- **Written task**:
Pull each line containing "canal" out of the data and copy it.

- **Entries**:
-- -- --
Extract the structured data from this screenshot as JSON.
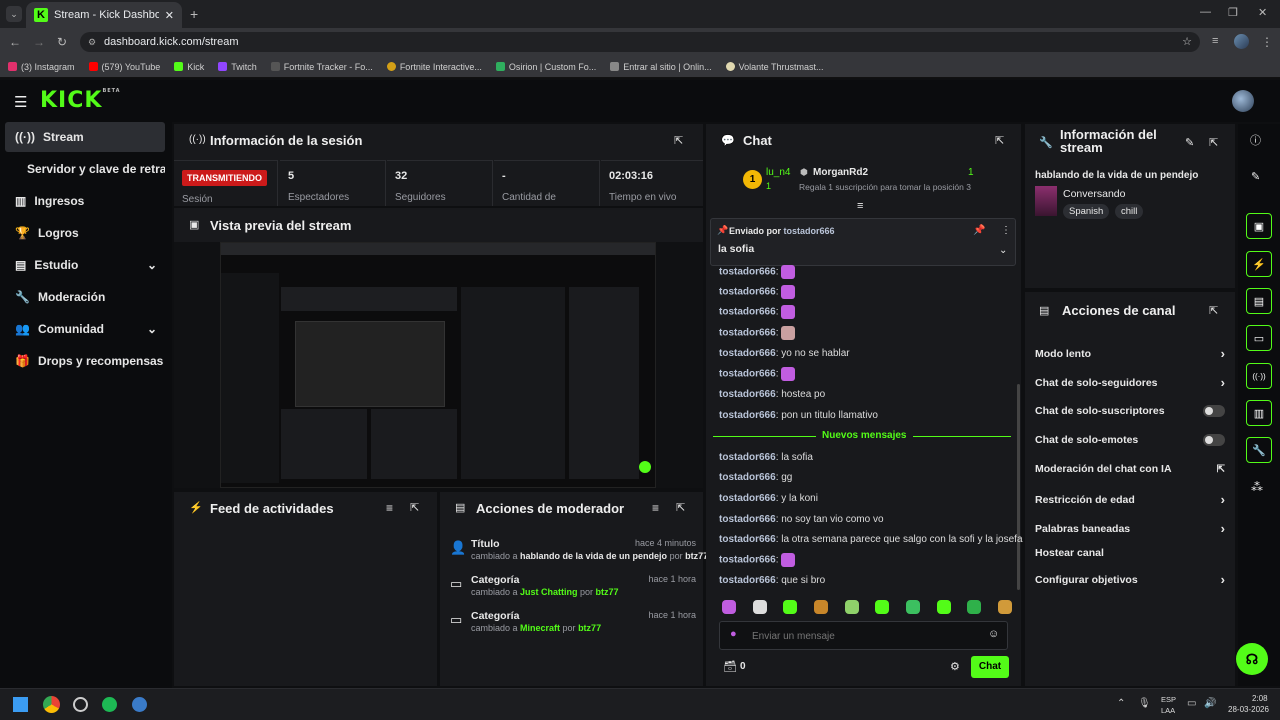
{
  "browser": {
    "tab_title": "Stream - Kick Dashboard",
    "url": "dashboard.kick.com/stream",
    "bookmarks": [
      "(3) Instagram",
      "(579) YouTube",
      "Kick",
      "Twitch",
      "Fortnite Tracker - Fo...",
      "Fortnite Interactive...",
      "Osirion | Custom Fo...",
      "Entrar al sitio | Onlin...",
      "Volante Thrustmast..."
    ]
  },
  "header": {
    "logo": "KICK",
    "logo_badge": "BETA"
  },
  "sidebar": {
    "items": [
      {
        "label": "Stream"
      },
      {
        "label": "Servidor y clave de retransm"
      },
      {
        "label": "Ingresos"
      },
      {
        "label": "Logros"
      },
      {
        "label": "Estudio"
      },
      {
        "label": "Moderación"
      },
      {
        "label": "Comunidad"
      },
      {
        "label": "Drops y recompensas"
      }
    ]
  },
  "session": {
    "title": "Información de la sesión",
    "live_badge": "TRANSMITIENDO",
    "session_label": "Sesión",
    "stats": [
      {
        "value": "5",
        "label": "Espectadores"
      },
      {
        "value": "32",
        "label": "Seguidores"
      },
      {
        "value": "-",
        "label": "Cantidad de"
      },
      {
        "value": "02:03:16",
        "label": "Tiempo en vivo"
      }
    ]
  },
  "preview": {
    "title": "Vista previa del stream"
  },
  "feed": {
    "title": "Feed de actividades"
  },
  "modactions": {
    "title": "Acciones de moderador",
    "items": [
      {
        "title": "Título",
        "time": "hace 4 minutos",
        "prefix": "cambiado a ",
        "value": "hablando de la vida de un pendejo",
        "by": " por ",
        "user": "btz77"
      },
      {
        "title": "Categoría",
        "time": "hace 1 hora",
        "prefix": "cambiado a ",
        "value": "Just Chatting",
        "by": " por ",
        "user": "btz77"
      },
      {
        "title": "Categoría",
        "time": "hace 1 hora",
        "prefix": "cambiado a ",
        "value": "Minecraft",
        "by": " por ",
        "user": "btz77"
      }
    ]
  },
  "chat": {
    "title": "Chat",
    "leader_rank": "1",
    "leader_user": "lu_n4",
    "leader_count": "1",
    "gifter": "MorganRd2",
    "gifter_count": "1",
    "gift_text": "Regala 1 suscripción para tomar la posición 3",
    "pinned_by_label": "Enviado por ",
    "pinned_by": "tostador666",
    "pinned_msg": "la sofia",
    "messages": [
      {
        "user": "tostador666",
        "text": "",
        "emote": true
      },
      {
        "user": "tostador666",
        "text": "",
        "emote": true
      },
      {
        "user": "tostador666",
        "text": "",
        "emote": true
      },
      {
        "user": "tostador666",
        "text": "",
        "emote": true
      },
      {
        "user": "tostador666",
        "text": "yo no se hablar",
        "emote": false
      },
      {
        "user": "tostador666",
        "text": "",
        "emote": true
      },
      {
        "user": "tostador666",
        "text": "hostea po",
        "emote": false
      },
      {
        "user": "tostador666",
        "text": "pon un titulo llamativo",
        "emote": false
      }
    ],
    "new_label": "Nuevos mensajes",
    "new_messages": [
      {
        "user": "tostador666",
        "text": "la sofia",
        "emote": false
      },
      {
        "user": "tostador666",
        "text": "gg",
        "emote": false
      },
      {
        "user": "tostador666",
        "text": "y la koni",
        "emote": false
      },
      {
        "user": "tostador666",
        "text": "no soy tan vio como vo",
        "emote": false
      },
      {
        "user": "tostador666",
        "text": "la otra semana parece que salgo con la sofi y la josefa",
        "emote": false
      },
      {
        "user": "tostador666",
        "text": "",
        "emote": true
      },
      {
        "user": "tostador666",
        "text": "que si bro",
        "emote": false
      }
    ],
    "input_placeholder": "Enviar un mensaje",
    "points": "0",
    "send_label": "Chat",
    "accent": "#53fc18"
  },
  "stream_info": {
    "title": "Información del stream",
    "stream_title": "hablando de la vida de un pendejo",
    "category": "Conversando",
    "tags": [
      "Spanish",
      "chill"
    ]
  },
  "channel_actions": {
    "title": "Acciones de canal",
    "items": [
      {
        "label": "Modo lento",
        "control": "chevron"
      },
      {
        "label": "Chat de solo-seguidores",
        "control": "chevron"
      },
      {
        "label": "Chat de solo-suscriptores",
        "control": "toggle"
      },
      {
        "label": "Chat de solo-emotes",
        "control": "toggle"
      },
      {
        "label": "Moderación del chat con IA",
        "control": "external"
      },
      {
        "label": "Restricción de edad",
        "control": "chevron"
      },
      {
        "label": "Palabras baneadas",
        "control": "chevron"
      },
      {
        "label": "Hostear canal",
        "control": "none"
      },
      {
        "label": "Configurar objetivos",
        "control": "chevron"
      }
    ]
  },
  "taskbar": {
    "lang1": "ESP",
    "lang2": "LAA",
    "time": "2:08",
    "date": "28-03-2026"
  }
}
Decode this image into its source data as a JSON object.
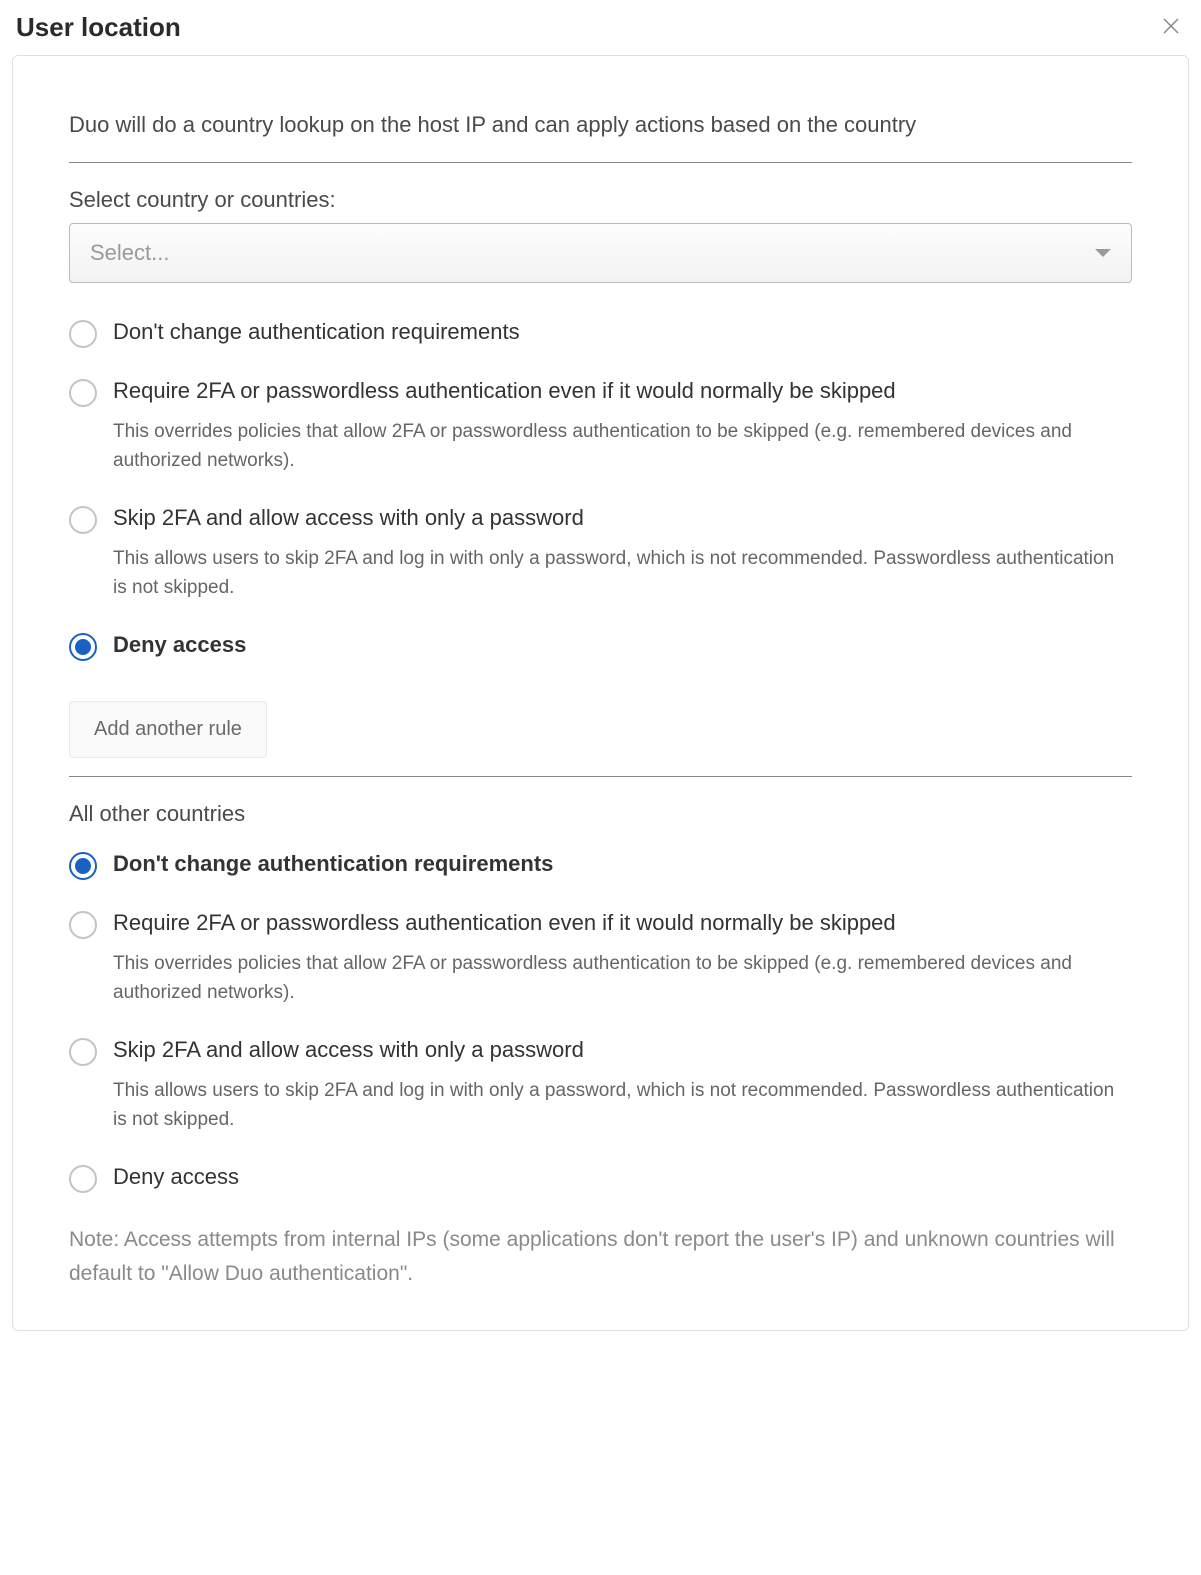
{
  "header": {
    "title": "User location"
  },
  "panel": {
    "description": "Duo will do a country lookup on the host IP and can apply actions based on the country",
    "selectLabel": "Select country or countries:",
    "selectPlaceholder": "Select...",
    "rule1": {
      "options": [
        {
          "label": "Don't change authentication requirements",
          "help": null,
          "selected": false
        },
        {
          "label": "Require 2FA or passwordless authentication even if it would normally be skipped",
          "help": "This overrides policies that allow 2FA or passwordless authentication to be skipped (e.g. remembered devices and authorized networks).",
          "selected": false
        },
        {
          "label": "Skip 2FA and allow access with only a password",
          "help": "This allows users to skip 2FA and log in with only a password, which is not recommended. Passwordless authentication is not skipped.",
          "selected": false
        },
        {
          "label": "Deny access",
          "help": null,
          "selected": true
        }
      ]
    },
    "addRuleLabel": "Add another rule",
    "otherCountriesLabel": "All other countries",
    "rule2": {
      "options": [
        {
          "label": "Don't change authentication requirements",
          "help": null,
          "selected": true
        },
        {
          "label": "Require 2FA or passwordless authentication even if it would normally be skipped",
          "help": "This overrides policies that allow 2FA or passwordless authentication to be skipped (e.g. remembered devices and authorized networks).",
          "selected": false
        },
        {
          "label": "Skip 2FA and allow access with only a password",
          "help": "This allows users to skip 2FA and log in with only a password, which is not recommended. Passwordless authentication is not skipped.",
          "selected": false
        },
        {
          "label": "Deny access",
          "help": null,
          "selected": false
        }
      ]
    },
    "note": "Note: Access attempts from internal IPs (some applications don't report the user's IP) and unknown countries will default to \"Allow Duo authentication\"."
  }
}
-- -- --
- **Output**:
    "title": "Acciones de canal",
        "label": "Hostear canal",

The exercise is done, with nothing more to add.